━━━━━ RECORDS PROVIDED

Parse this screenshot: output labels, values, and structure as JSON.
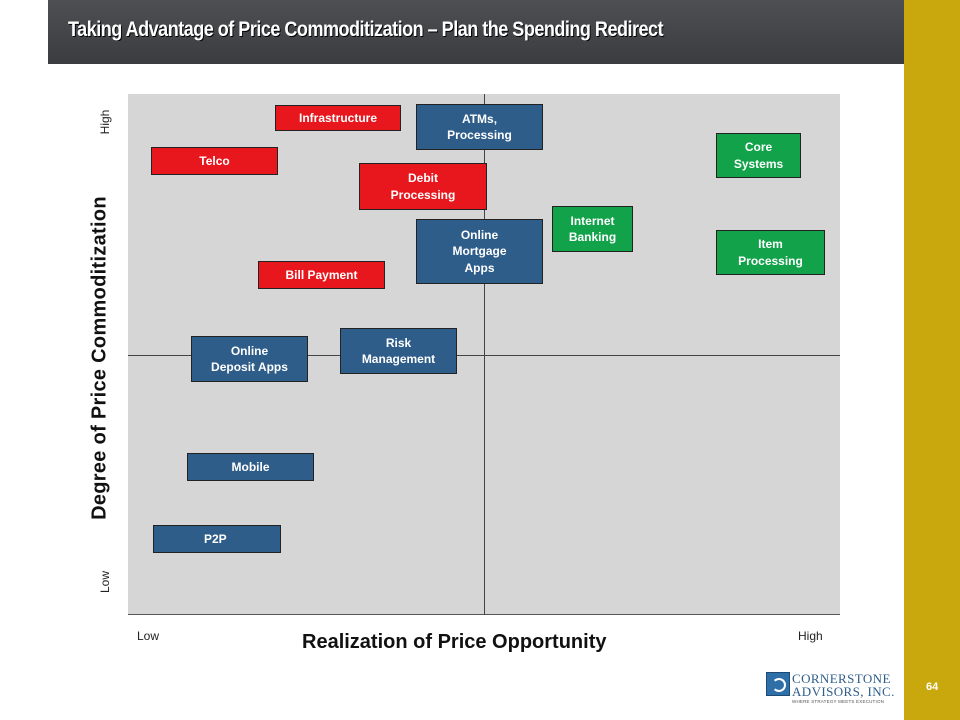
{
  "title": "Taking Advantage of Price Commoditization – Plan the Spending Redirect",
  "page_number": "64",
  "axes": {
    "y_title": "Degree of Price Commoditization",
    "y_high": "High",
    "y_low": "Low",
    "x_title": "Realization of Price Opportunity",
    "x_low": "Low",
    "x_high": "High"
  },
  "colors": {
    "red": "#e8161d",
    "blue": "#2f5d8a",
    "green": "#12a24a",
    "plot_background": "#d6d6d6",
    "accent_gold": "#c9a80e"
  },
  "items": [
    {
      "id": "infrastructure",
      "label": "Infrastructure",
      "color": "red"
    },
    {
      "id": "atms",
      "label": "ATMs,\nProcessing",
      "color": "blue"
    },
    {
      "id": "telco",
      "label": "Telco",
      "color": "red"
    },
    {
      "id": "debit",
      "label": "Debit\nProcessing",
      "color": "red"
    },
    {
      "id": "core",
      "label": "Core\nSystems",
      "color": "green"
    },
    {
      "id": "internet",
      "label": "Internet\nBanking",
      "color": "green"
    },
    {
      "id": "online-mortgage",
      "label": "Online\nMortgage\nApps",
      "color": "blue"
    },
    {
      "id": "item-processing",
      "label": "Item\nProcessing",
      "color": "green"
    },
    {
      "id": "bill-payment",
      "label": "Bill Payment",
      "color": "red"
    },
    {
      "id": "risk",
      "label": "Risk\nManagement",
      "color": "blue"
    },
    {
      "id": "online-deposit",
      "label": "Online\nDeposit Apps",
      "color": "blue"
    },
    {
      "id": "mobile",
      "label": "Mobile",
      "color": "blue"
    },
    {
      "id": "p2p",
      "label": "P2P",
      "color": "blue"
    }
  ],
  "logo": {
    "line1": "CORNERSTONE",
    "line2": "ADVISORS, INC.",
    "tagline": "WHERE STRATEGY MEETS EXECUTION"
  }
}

━━━━━━━━━━

## EXERCISE AIM
Show every line from the listing above in which the string "Price" appears.

## COMPLETE ANSWER
  "title": "Taking Advantage of Price Commoditization – Plan the Spending Redirect",
    "y_title": "Degree of Price Commoditization",
    "x_title": "Realization of Price Opportunity",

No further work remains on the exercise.